**Challenge**
Quote the records below in full, exactly as given, with the images taken out.
===============
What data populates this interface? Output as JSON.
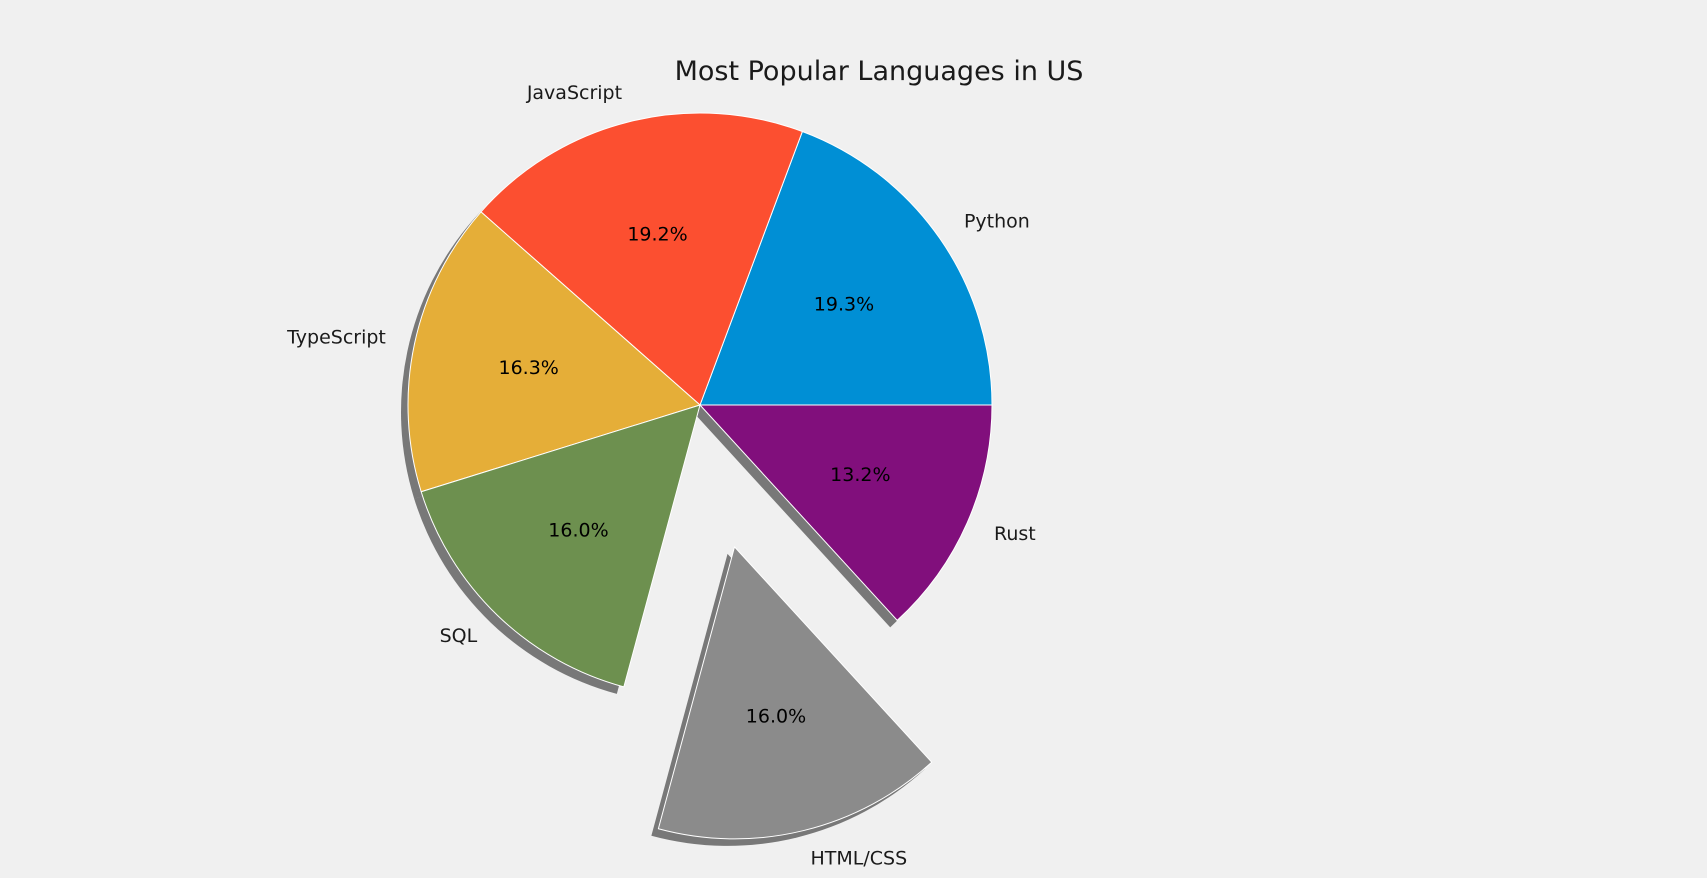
{
  "chart_data": {
    "type": "pie",
    "title": "Most Popular Languages in US",
    "labels": [
      "Python",
      "JavaScript",
      "TypeScript",
      "SQL",
      "HTML/CSS",
      "Rust"
    ],
    "values": [
      19.3,
      19.2,
      16.3,
      16.0,
      16.0,
      13.2
    ],
    "percent_labels": [
      "19.3%",
      "19.2%",
      "16.3%",
      "16.0%",
      "16.0%",
      "13.2%"
    ],
    "colors": [
      "#008fd5",
      "#fc4f30",
      "#e5ae38",
      "#6d904f",
      "#8b8b8b",
      "#810f7c"
    ],
    "explode": [
      0,
      0,
      0,
      0,
      0.5,
      0
    ],
    "start_angle_degrees": 0,
    "direction": "counterclockwise",
    "shadow": true
  }
}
===============
**Written response**
What data populates this interface? Output as JSON.
{
  "chart_data": {
    "type": "pie",
    "title": "Most Popular Languages in US",
    "labels": [
      "Python",
      "JavaScript",
      "TypeScript",
      "SQL",
      "HTML/CSS",
      "Rust"
    ],
    "values": [
      19.3,
      19.2,
      16.3,
      16.0,
      16.0,
      13.2
    ],
    "percent_labels": [
      "19.3%",
      "19.2%",
      "16.3%",
      "16.0%",
      "16.0%",
      "13.2%"
    ],
    "colors": [
      "#008fd5",
      "#fc4f30",
      "#e5ae38",
      "#6d904f",
      "#8b8b8b",
      "#810f7c"
    ],
    "explode": [
      0,
      0,
      0,
      0,
      0.5,
      0
    ],
    "start_angle_degrees": 0,
    "direction": "counterclockwise",
    "shadow": true
  }
}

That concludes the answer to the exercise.